'''

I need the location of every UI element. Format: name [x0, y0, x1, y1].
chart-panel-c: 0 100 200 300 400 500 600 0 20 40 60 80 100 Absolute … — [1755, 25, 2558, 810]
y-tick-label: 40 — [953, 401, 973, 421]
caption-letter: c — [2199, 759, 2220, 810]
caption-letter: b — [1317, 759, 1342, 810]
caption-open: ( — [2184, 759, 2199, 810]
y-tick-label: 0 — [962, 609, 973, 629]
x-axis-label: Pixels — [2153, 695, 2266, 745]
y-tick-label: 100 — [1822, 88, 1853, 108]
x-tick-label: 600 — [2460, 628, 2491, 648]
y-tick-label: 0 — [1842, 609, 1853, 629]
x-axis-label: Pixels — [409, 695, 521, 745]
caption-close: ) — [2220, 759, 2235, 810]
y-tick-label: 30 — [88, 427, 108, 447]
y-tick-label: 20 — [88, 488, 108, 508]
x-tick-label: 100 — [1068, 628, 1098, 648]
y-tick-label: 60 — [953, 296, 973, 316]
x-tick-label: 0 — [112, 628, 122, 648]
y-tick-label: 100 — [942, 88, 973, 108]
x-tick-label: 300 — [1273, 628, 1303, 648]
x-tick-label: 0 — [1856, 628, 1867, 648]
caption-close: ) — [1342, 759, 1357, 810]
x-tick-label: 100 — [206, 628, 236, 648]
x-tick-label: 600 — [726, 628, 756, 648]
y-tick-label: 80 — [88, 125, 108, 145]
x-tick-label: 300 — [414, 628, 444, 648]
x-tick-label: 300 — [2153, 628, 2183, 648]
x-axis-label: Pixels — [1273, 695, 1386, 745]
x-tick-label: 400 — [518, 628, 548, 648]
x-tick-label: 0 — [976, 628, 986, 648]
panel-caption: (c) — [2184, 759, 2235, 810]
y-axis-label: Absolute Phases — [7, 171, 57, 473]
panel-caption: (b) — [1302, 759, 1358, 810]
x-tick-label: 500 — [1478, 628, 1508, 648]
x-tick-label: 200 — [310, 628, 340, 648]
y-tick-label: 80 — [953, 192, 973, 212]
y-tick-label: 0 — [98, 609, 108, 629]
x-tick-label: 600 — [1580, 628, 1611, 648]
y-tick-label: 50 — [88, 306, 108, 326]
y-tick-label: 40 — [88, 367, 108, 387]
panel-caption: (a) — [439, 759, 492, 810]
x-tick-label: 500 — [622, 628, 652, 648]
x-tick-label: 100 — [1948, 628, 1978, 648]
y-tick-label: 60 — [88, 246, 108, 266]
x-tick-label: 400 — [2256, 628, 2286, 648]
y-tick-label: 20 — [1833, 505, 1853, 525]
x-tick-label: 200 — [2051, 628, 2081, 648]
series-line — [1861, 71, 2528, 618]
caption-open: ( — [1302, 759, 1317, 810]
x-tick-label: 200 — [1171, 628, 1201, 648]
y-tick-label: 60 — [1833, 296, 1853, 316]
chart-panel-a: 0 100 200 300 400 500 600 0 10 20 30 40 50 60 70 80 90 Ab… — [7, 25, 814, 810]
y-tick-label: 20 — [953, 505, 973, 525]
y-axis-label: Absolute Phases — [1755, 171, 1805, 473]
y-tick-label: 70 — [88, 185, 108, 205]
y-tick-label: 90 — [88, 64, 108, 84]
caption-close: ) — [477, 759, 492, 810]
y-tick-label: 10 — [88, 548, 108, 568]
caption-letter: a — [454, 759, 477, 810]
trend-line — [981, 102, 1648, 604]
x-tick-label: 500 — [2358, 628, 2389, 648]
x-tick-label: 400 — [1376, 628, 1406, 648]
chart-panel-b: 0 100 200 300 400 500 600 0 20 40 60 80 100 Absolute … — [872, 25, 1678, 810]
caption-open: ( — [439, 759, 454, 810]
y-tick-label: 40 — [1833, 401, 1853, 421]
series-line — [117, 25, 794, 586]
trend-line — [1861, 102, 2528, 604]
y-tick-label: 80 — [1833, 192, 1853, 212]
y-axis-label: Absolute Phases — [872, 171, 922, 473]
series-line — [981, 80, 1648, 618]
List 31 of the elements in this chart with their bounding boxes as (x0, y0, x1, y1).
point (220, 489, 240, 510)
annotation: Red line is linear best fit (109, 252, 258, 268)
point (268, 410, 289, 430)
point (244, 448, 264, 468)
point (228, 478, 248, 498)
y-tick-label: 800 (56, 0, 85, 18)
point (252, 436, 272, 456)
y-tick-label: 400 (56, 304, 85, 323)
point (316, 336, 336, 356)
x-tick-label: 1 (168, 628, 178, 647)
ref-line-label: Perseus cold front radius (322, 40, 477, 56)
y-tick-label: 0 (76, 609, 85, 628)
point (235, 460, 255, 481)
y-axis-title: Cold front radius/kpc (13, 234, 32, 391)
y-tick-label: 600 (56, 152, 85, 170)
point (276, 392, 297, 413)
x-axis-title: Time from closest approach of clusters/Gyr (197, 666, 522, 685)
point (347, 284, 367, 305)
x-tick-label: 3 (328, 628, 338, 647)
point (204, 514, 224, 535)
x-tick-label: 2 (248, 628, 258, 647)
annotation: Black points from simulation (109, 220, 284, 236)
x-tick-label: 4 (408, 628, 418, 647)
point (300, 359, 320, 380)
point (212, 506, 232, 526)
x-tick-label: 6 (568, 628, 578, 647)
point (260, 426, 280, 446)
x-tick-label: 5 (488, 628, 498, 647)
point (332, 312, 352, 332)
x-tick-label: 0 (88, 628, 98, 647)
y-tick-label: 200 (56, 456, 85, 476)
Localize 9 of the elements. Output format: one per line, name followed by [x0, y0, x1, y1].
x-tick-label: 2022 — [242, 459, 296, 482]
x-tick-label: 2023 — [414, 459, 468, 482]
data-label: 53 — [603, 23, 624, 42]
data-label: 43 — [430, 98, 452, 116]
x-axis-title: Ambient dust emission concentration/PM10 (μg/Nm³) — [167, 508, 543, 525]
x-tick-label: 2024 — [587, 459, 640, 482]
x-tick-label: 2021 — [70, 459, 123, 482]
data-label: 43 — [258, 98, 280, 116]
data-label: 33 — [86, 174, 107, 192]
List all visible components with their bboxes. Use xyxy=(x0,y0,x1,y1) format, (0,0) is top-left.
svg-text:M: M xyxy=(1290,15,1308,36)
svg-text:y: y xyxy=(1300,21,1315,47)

'''

** AIM **
Go through all the items above and rename every "y-tick-label" to "y-tick-text". Leave everything else in the lines unchanged.

** THE SOLUTION **
I need the location of every UI element. Format: name [x0, y0, x1, y1].
chart-panel-c: 0 100 200 300 400 500 600 0 20 40 60 80 100 Absolute … — [1755, 25, 2558, 810]
y-tick-text: 40 — [953, 401, 973, 421]
caption-letter: c — [2199, 759, 2220, 810]
caption-letter: b — [1317, 759, 1342, 810]
caption-open: ( — [2184, 759, 2199, 810]
y-tick-text: 0 — [962, 609, 973, 629]
x-axis-label: Pixels — [2153, 695, 2266, 745]
y-tick-text: 100 — [1822, 88, 1853, 108]
x-tick-label: 600 — [2460, 628, 2491, 648]
y-tick-text: 0 — [1842, 609, 1853, 629]
x-axis-label: Pixels — [409, 695, 521, 745]
caption-close: ) — [2220, 759, 2235, 810]
y-tick-text: 30 — [88, 427, 108, 447]
y-tick-text: 20 — [88, 488, 108, 508]
x-tick-label: 100 — [1068, 628, 1098, 648]
y-tick-text: 60 — [953, 296, 973, 316]
x-tick-label: 0 — [112, 628, 122, 648]
y-tick-text: 100 — [942, 88, 973, 108]
x-tick-label: 300 — [1273, 628, 1303, 648]
x-tick-label: 0 — [1856, 628, 1867, 648]
caption-close: ) — [1342, 759, 1357, 810]
x-tick-label: 100 — [206, 628, 236, 648]
x-tick-label: 600 — [726, 628, 756, 648]
y-tick-text: 80 — [88, 125, 108, 145]
x-tick-label: 300 — [414, 628, 444, 648]
x-tick-label: 300 — [2153, 628, 2183, 648]
x-axis-label: Pixels — [1273, 695, 1386, 745]
x-tick-label: 400 — [518, 628, 548, 648]
x-tick-label: 0 — [976, 628, 986, 648]
panel-caption: (c) — [2184, 759, 2235, 810]
y-axis-label: Absolute Phases — [7, 171, 57, 473]
panel-caption: (b) — [1302, 759, 1358, 810]
x-tick-label: 500 — [1478, 628, 1508, 648]
x-tick-label: 200 — [310, 628, 340, 648]
y-tick-text: 80 — [953, 192, 973, 212]
y-tick-text: 0 — [98, 609, 108, 629]
x-tick-label: 600 — [1580, 628, 1611, 648]
y-tick-text: 50 — [88, 306, 108, 326]
y-tick-text: 40 — [88, 367, 108, 387]
panel-caption: (a) — [439, 759, 492, 810]
x-tick-label: 500 — [622, 628, 652, 648]
x-tick-label: 100 — [1948, 628, 1978, 648]
y-tick-text: 60 — [88, 246, 108, 266]
x-tick-label: 400 — [2256, 628, 2286, 648]
y-tick-text: 20 — [1833, 505, 1853, 525]
x-tick-label: 200 — [2051, 628, 2081, 648]
series-line — [1861, 71, 2528, 618]
caption-open: ( — [1302, 759, 1317, 810]
x-tick-label: 200 — [1171, 628, 1201, 648]
y-tick-text: 60 — [1833, 296, 1853, 316]
chart-panel-a: 0 100 200 300 400 500 600 0 10 20 30 40 50 60 70 80 90 Ab… — [7, 25, 814, 810]
y-tick-text: 20 — [953, 505, 973, 525]
y-axis-label: Absolute Phases — [1755, 171, 1805, 473]
y-tick-text: 70 — [88, 185, 108, 205]
y-tick-text: 90 — [88, 64, 108, 84]
caption-close: ) — [477, 759, 492, 810]
y-tick-text: 10 — [88, 548, 108, 568]
caption-letter: a — [454, 759, 477, 810]
trend-line — [981, 102, 1648, 604]
x-tick-label: 500 — [2358, 628, 2389, 648]
x-tick-label: 400 — [1376, 628, 1406, 648]
chart-panel-b: 0 100 200 300 400 500 600 0 20 40 60 80 100 Absolute … — [872, 25, 1678, 810]
caption-open: ( — [439, 759, 454, 810]
y-tick-text: 40 — [1833, 401, 1853, 421]
series-line — [117, 25, 794, 586]
trend-line — [1861, 102, 2528, 604]
y-tick-text: 80 — [1833, 192, 1853, 212]
y-axis-label: Absolute Phases — [872, 171, 922, 473]
series-line — [981, 80, 1648, 618]
List 31 of the elements in this chart with their bounding boxes as (x0, y0, x1, y1).
point (220, 489, 240, 510)
annotation: Red line is linear best fit (109, 252, 258, 268)
point (268, 410, 289, 430)
point (244, 448, 264, 468)
point (228, 478, 248, 498)
y-tick-text: 800 (56, 0, 85, 18)
point (252, 436, 272, 456)
y-tick-text: 400 (56, 304, 85, 323)
point (316, 336, 336, 356)
x-tick-label: 1 (168, 628, 178, 647)
ref-line-label: Perseus cold front radius (322, 40, 477, 56)
y-tick-text: 0 (76, 609, 85, 628)
point (235, 460, 255, 481)
y-axis-title: Cold front radius/kpc (13, 234, 32, 391)
y-tick-text: 600 (56, 152, 85, 170)
point (276, 392, 297, 413)
x-axis-title: Time from closest approach of clusters/Gyr (197, 666, 522, 685)
point (347, 284, 367, 305)
x-tick-label: 3 (328, 628, 338, 647)
point (204, 514, 224, 535)
x-tick-label: 2 (248, 628, 258, 647)
annotation: Black points from simulation (109, 220, 284, 236)
x-tick-label: 4 (408, 628, 418, 647)
point (300, 359, 320, 380)
point (212, 506, 232, 526)
x-tick-label: 6 (568, 628, 578, 647)
point (260, 426, 280, 446)
x-tick-label: 5 (488, 628, 498, 647)
point (332, 312, 352, 332)
x-tick-label: 0 (88, 628, 98, 647)
y-tick-text: 200 (56, 456, 85, 476)
Localize 9 of the elements. Output format: one per line, name followed by [x0, y0, x1, y1].
x-tick-label: 2022 — [242, 459, 296, 482]
x-tick-label: 2023 — [414, 459, 468, 482]
data-label: 53 — [603, 23, 624, 42]
data-label: 43 — [430, 98, 452, 116]
x-axis-title: Ambient dust emission concentration/PM10 (μg/Nm³) — [167, 508, 543, 525]
x-tick-label: 2024 — [587, 459, 640, 482]
x-tick-label: 2021 — [70, 459, 123, 482]
data-label: 43 — [258, 98, 280, 116]
data-label: 33 — [86, 174, 107, 192]
List all visible components with their bboxes. Use xyxy=(x0,y0,x1,y1) format, (0,0) is top-left.
svg-text:M: M xyxy=(1290,15,1308,36)
svg-text:y: y xyxy=(1300,21,1315,47)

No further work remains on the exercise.